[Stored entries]
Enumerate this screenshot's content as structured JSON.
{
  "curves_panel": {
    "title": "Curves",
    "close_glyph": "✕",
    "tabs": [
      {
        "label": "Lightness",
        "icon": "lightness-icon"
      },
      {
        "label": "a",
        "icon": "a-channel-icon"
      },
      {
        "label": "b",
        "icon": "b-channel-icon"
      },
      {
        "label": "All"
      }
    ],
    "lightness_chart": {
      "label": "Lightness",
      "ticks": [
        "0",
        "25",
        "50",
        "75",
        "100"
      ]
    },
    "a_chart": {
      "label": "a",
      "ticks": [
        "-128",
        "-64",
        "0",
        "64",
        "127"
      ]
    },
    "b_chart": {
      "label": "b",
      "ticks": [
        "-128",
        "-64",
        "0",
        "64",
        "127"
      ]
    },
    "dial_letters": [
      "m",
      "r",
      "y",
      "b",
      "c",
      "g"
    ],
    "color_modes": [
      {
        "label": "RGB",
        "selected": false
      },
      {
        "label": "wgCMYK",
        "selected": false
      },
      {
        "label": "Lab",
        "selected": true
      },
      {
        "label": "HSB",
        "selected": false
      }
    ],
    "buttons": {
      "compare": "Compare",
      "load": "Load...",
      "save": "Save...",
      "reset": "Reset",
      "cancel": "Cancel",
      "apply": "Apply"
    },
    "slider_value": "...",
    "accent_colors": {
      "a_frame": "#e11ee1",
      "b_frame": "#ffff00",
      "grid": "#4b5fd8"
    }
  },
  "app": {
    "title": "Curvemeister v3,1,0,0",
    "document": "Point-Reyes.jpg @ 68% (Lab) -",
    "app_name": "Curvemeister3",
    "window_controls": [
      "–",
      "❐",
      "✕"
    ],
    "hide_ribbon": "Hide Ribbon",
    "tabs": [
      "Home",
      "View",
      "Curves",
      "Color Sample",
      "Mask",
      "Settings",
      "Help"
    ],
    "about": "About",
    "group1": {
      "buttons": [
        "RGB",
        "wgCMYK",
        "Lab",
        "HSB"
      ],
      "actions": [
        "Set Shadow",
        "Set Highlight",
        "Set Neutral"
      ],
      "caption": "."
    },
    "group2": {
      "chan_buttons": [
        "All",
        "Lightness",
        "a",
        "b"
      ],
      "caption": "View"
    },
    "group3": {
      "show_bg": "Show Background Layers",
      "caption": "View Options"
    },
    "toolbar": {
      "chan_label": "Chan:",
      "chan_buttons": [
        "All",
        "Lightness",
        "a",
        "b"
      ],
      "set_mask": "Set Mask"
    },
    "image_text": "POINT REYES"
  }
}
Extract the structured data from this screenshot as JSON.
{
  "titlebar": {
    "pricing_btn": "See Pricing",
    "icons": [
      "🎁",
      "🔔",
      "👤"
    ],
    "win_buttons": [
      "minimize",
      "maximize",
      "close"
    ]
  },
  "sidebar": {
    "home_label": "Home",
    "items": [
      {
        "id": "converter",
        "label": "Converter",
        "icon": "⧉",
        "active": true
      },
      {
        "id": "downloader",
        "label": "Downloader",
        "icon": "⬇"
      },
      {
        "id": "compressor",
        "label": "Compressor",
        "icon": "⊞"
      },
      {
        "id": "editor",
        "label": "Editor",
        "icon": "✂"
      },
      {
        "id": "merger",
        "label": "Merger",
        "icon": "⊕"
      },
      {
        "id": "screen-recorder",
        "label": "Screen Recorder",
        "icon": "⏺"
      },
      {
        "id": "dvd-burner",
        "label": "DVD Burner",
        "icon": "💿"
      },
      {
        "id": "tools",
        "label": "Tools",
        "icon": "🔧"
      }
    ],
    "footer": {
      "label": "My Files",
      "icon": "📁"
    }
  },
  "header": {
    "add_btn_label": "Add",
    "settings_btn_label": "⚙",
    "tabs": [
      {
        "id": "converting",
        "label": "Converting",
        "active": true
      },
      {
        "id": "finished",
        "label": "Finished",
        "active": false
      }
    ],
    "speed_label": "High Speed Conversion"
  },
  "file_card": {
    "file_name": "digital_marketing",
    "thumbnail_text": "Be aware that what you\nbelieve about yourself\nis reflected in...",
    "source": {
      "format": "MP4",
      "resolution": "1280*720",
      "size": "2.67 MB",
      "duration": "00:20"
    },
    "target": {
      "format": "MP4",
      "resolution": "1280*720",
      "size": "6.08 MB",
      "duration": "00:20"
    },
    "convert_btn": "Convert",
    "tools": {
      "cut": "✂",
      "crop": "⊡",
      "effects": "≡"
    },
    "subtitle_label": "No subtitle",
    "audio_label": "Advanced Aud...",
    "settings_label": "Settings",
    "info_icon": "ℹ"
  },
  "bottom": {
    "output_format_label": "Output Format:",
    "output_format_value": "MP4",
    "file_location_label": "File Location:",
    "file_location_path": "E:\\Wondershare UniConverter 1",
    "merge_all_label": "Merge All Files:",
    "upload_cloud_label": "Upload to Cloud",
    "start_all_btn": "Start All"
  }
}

• **Your objective**:
Within the listing above, copy each line that has the string "channel".

• **Task output**:
        "icon": "a-channel-icon"
        "icon": "b-channel-icon"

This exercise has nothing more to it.